> **Records provided**:
↓

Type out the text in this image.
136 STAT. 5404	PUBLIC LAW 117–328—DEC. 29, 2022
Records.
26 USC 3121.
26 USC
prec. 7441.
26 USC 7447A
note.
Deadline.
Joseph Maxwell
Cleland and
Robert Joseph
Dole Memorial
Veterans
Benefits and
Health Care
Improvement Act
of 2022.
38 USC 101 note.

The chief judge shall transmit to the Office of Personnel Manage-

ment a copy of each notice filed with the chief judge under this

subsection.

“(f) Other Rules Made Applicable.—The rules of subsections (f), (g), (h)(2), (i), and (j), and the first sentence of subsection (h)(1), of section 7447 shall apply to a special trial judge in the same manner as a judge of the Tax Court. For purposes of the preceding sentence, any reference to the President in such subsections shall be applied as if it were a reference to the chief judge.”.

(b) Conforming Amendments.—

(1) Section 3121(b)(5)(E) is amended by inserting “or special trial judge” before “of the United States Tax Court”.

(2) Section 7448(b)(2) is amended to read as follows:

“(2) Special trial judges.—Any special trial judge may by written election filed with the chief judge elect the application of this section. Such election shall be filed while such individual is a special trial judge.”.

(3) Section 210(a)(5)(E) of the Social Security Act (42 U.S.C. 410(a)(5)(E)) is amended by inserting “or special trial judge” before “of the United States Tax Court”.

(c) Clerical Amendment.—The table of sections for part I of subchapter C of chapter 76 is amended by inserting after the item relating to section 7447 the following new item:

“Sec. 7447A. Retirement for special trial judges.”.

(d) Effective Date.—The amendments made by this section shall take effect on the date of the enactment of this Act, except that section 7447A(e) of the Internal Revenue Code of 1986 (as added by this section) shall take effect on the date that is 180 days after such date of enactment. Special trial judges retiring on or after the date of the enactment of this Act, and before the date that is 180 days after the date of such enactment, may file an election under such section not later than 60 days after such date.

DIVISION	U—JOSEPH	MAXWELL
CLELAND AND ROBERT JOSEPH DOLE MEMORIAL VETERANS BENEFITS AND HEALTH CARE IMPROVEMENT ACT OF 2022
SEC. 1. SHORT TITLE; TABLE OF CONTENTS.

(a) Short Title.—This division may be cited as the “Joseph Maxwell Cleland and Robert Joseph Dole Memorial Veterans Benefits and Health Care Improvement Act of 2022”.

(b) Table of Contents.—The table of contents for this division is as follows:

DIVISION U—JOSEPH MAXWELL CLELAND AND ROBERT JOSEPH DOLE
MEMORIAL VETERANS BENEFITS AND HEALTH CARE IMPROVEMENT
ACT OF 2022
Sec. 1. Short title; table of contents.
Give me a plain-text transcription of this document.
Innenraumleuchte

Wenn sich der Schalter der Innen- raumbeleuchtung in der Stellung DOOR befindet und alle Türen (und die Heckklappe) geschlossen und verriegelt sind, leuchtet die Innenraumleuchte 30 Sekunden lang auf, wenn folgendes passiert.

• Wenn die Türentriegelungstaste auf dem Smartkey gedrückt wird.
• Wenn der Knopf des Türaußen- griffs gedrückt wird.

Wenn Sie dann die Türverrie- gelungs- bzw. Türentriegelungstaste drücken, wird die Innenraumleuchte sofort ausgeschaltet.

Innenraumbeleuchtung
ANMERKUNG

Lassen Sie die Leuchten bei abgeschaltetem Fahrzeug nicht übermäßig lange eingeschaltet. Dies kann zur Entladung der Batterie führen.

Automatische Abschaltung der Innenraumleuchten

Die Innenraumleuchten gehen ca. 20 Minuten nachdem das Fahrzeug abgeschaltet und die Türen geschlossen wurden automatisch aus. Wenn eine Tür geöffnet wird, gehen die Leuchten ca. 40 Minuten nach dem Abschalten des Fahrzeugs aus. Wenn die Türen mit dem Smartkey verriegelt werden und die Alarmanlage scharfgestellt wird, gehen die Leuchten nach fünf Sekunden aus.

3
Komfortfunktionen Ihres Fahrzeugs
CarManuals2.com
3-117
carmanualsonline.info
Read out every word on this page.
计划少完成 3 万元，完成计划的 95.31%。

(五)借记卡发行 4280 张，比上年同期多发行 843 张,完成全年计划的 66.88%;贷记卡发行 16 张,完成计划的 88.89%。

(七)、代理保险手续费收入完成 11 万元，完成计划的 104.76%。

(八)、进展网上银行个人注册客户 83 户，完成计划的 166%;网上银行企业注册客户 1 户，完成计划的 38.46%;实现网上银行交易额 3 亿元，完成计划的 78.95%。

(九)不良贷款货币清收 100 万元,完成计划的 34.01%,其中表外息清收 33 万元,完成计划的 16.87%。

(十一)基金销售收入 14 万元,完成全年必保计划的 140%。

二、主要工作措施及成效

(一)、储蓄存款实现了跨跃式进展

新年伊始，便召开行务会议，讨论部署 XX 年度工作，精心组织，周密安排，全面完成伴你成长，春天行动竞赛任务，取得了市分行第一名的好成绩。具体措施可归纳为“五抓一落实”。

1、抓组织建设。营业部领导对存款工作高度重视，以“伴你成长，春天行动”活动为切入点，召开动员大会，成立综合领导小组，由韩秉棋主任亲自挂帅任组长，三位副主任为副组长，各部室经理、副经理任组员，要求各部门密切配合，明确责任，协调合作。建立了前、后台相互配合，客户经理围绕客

↑

Provide the number of lines in these entries that hold the word "Türentriegelungstaste", without any accompanying text.

2